Data records
** START **

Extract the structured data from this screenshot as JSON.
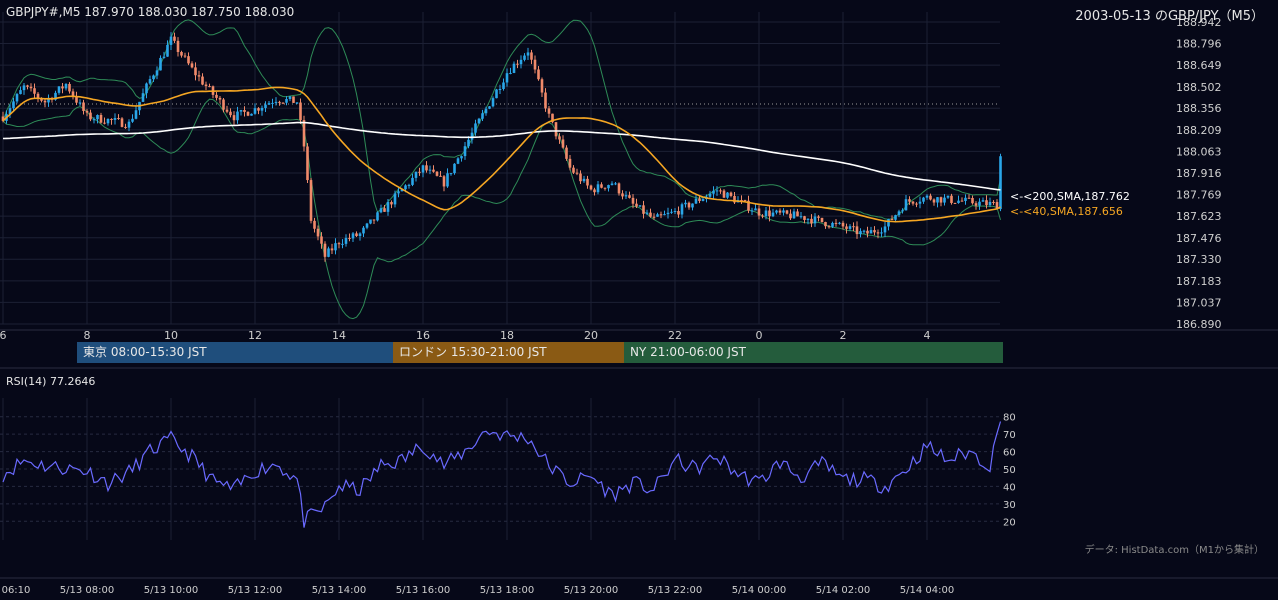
{
  "header": {
    "symbol_info": "GBPJPY#,M5 187.970 188.030 187.750 188.030",
    "date_title": "2003-05-13 のGBP/JPY（M5）"
  },
  "sessions": [
    {
      "label": "東京 08:00-15:30 JST",
      "color": "#1f4e7c"
    },
    {
      "label": "ロンドン 15:30-21:00 JST",
      "color": "#8a5a14"
    },
    {
      "label": "NY 21:00-06:00 JST",
      "color": "#245c3c"
    }
  ],
  "colors": {
    "bull_candle": "#2aa6e8",
    "bear_candle": "#f08a6a",
    "sma200": "#ffffff",
    "sma40": "#f5a623",
    "bollinger": "#2e8b57",
    "rsi": "#6a6aff"
  },
  "sma_labels": {
    "sma200": "<-<200,SMA,187.762",
    "sma40": "<-<40,SMA,187.656"
  },
  "rsi_title": "RSI(14) 77.2646",
  "data_source": "データ: HistData.com（M1から集計）",
  "chart_data": [
    {
      "type": "candlestick",
      "title": "GBPJPY#,M5",
      "ylim": [
        186.89,
        188.942
      ],
      "y_ticks": [
        "188.942",
        "188.796",
        "188.649",
        "188.502",
        "188.356",
        "188.209",
        "188.063",
        "187.916",
        "187.769",
        "187.623",
        "187.476",
        "187.330",
        "187.183",
        "187.037",
        "186.890"
      ],
      "x_hour_ticks": [
        "6",
        "8",
        "10",
        "12",
        "14",
        "16",
        "18",
        "20",
        "22",
        "0",
        "2",
        "4"
      ],
      "last_close": 188.03,
      "sma200_last": 187.762,
      "sma40_last": 187.656,
      "path_anchors": [
        {
          "t": "05-13 06:00",
          "v": 188.3
        },
        {
          "t": "05-13 06:30",
          "v": 188.5
        },
        {
          "t": "05-13 07:00",
          "v": 188.4
        },
        {
          "t": "05-13 07:30",
          "v": 188.52
        },
        {
          "t": "05-13 08:00",
          "v": 188.3
        },
        {
          "t": "05-13 09:00",
          "v": 188.25
        },
        {
          "t": "05-13 09:30",
          "v": 188.55
        },
        {
          "t": "05-13 10:00",
          "v": 188.82
        },
        {
          "t": "05-13 10:30",
          "v": 188.62
        },
        {
          "t": "05-13 11:00",
          "v": 188.45
        },
        {
          "t": "05-13 11:30",
          "v": 188.3
        },
        {
          "t": "05-13 12:00",
          "v": 188.35
        },
        {
          "t": "05-13 12:30",
          "v": 188.42
        },
        {
          "t": "05-13 13:00",
          "v": 188.4
        },
        {
          "t": "05-13 13:10",
          "v": 188.1
        },
        {
          "t": "05-13 13:20",
          "v": 187.6
        },
        {
          "t": "05-13 13:40",
          "v": 187.35
        },
        {
          "t": "05-13 14:00",
          "v": 187.45
        },
        {
          "t": "05-13 14:30",
          "v": 187.5
        },
        {
          "t": "05-13 15:00",
          "v": 187.65
        },
        {
          "t": "05-13 15:30",
          "v": 187.8
        },
        {
          "t": "05-13 16:00",
          "v": 187.95
        },
        {
          "t": "05-13 16:30",
          "v": 187.85
        },
        {
          "t": "05-13 17:00",
          "v": 188.1
        },
        {
          "t": "05-13 17:30",
          "v": 188.35
        },
        {
          "t": "05-13 18:00",
          "v": 188.6
        },
        {
          "t": "05-13 18:30",
          "v": 188.75
        },
        {
          "t": "05-13 19:00",
          "v": 188.3
        },
        {
          "t": "05-13 19:30",
          "v": 187.95
        },
        {
          "t": "05-13 20:00",
          "v": 187.8
        },
        {
          "t": "05-13 20:30",
          "v": 187.85
        },
        {
          "t": "05-13 21:00",
          "v": 187.7
        },
        {
          "t": "05-13 21:30",
          "v": 187.6
        },
        {
          "t": "05-13 22:00",
          "v": 187.65
        },
        {
          "t": "05-13 23:00",
          "v": 187.8
        },
        {
          "t": "05-14 00:00",
          "v": 187.65
        },
        {
          "t": "05-14 01:00",
          "v": 187.62
        },
        {
          "t": "05-14 02:00",
          "v": 187.55
        },
        {
          "t": "05-14 02:30",
          "v": 187.5
        },
        {
          "t": "05-14 03:00",
          "v": 187.55
        },
        {
          "t": "05-14 03:30",
          "v": 187.72
        },
        {
          "t": "05-14 04:00",
          "v": 187.75
        },
        {
          "t": "05-14 05:00",
          "v": 187.72
        },
        {
          "t": "05-14 05:40",
          "v": 187.7
        },
        {
          "t": "05-14 05:45",
          "v": 188.03
        }
      ]
    },
    {
      "type": "line",
      "title": "RSI(14) 77.2646",
      "ylim": [
        15,
        85
      ],
      "y_ticks": [
        "80",
        "70",
        "60",
        "50",
        "40",
        "30",
        "20"
      ],
      "x_labels": [
        "06:10",
        "5/13 08:00",
        "5/13 10:00",
        "5/13 12:00",
        "5/13 14:00",
        "5/13 16:00",
        "5/13 18:00",
        "5/13 20:00",
        "5/13 22:00",
        "5/14 00:00",
        "5/14 02:00",
        "5/14 04:00"
      ],
      "last_value": 77.2646,
      "path_anchors": [
        {
          "t": "05-13 06:00",
          "v": 47
        },
        {
          "t": "05-13 06:30",
          "v": 55
        },
        {
          "t": "05-13 07:00",
          "v": 52
        },
        {
          "t": "05-13 08:00",
          "v": 49
        },
        {
          "t": "05-13 08:30",
          "v": 42
        },
        {
          "t": "05-13 09:00",
          "v": 48
        },
        {
          "t": "05-13 09:30",
          "v": 60
        },
        {
          "t": "05-13 10:00",
          "v": 67
        },
        {
          "t": "05-13 10:30",
          "v": 57
        },
        {
          "t": "05-13 11:00",
          "v": 43
        },
        {
          "t": "05-13 11:30",
          "v": 38
        },
        {
          "t": "05-13 12:00",
          "v": 49
        },
        {
          "t": "05-13 12:30",
          "v": 53
        },
        {
          "t": "05-13 13:00",
          "v": 44
        },
        {
          "t": "05-13 13:10",
          "v": 20
        },
        {
          "t": "05-13 13:40",
          "v": 28
        },
        {
          "t": "05-13 14:00",
          "v": 40
        },
        {
          "t": "05-13 14:30",
          "v": 38
        },
        {
          "t": "05-13 15:00",
          "v": 52
        },
        {
          "t": "05-13 15:30",
          "v": 55
        },
        {
          "t": "05-13 16:00",
          "v": 64
        },
        {
          "t": "05-13 16:30",
          "v": 52
        },
        {
          "t": "05-13 17:00",
          "v": 60
        },
        {
          "t": "05-13 17:30",
          "v": 72
        },
        {
          "t": "05-13 18:00",
          "v": 69
        },
        {
          "t": "05-13 18:30",
          "v": 68
        },
        {
          "t": "05-13 19:00",
          "v": 52
        },
        {
          "t": "05-13 19:30",
          "v": 42
        },
        {
          "t": "05-13 20:00",
          "v": 46
        },
        {
          "t": "05-13 20:30",
          "v": 35
        },
        {
          "t": "05-13 21:00",
          "v": 42
        },
        {
          "t": "05-13 21:30",
          "v": 38
        },
        {
          "t": "05-13 22:00",
          "v": 55
        },
        {
          "t": "05-13 22:30",
          "v": 50
        },
        {
          "t": "05-13 23:00",
          "v": 57
        },
        {
          "t": "05-13 23:30",
          "v": 47
        },
        {
          "t": "05-14 00:00",
          "v": 42
        },
        {
          "t": "05-14 00:30",
          "v": 54
        },
        {
          "t": "05-14 01:00",
          "v": 45
        },
        {
          "t": "05-14 01:30",
          "v": 53
        },
        {
          "t": "05-14 02:00",
          "v": 44
        },
        {
          "t": "05-14 02:30",
          "v": 44
        },
        {
          "t": "05-14 03:00",
          "v": 40
        },
        {
          "t": "05-14 03:30",
          "v": 50
        },
        {
          "t": "05-14 04:00",
          "v": 63
        },
        {
          "t": "05-14 04:30",
          "v": 55
        },
        {
          "t": "05-14 05:00",
          "v": 60
        },
        {
          "t": "05-14 05:30",
          "v": 52
        },
        {
          "t": "05-14 05:45",
          "v": 77.26
        }
      ]
    }
  ]
}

** END **

### What needs to be done
Where a line in the entries holds "GBPJPY", copy that line.

### Solution to the exercise
    "symbol_info": "GBPJPY#,M5 187.970 188.030 187.750 188.030",
      "title": "GBPJPY#,M5",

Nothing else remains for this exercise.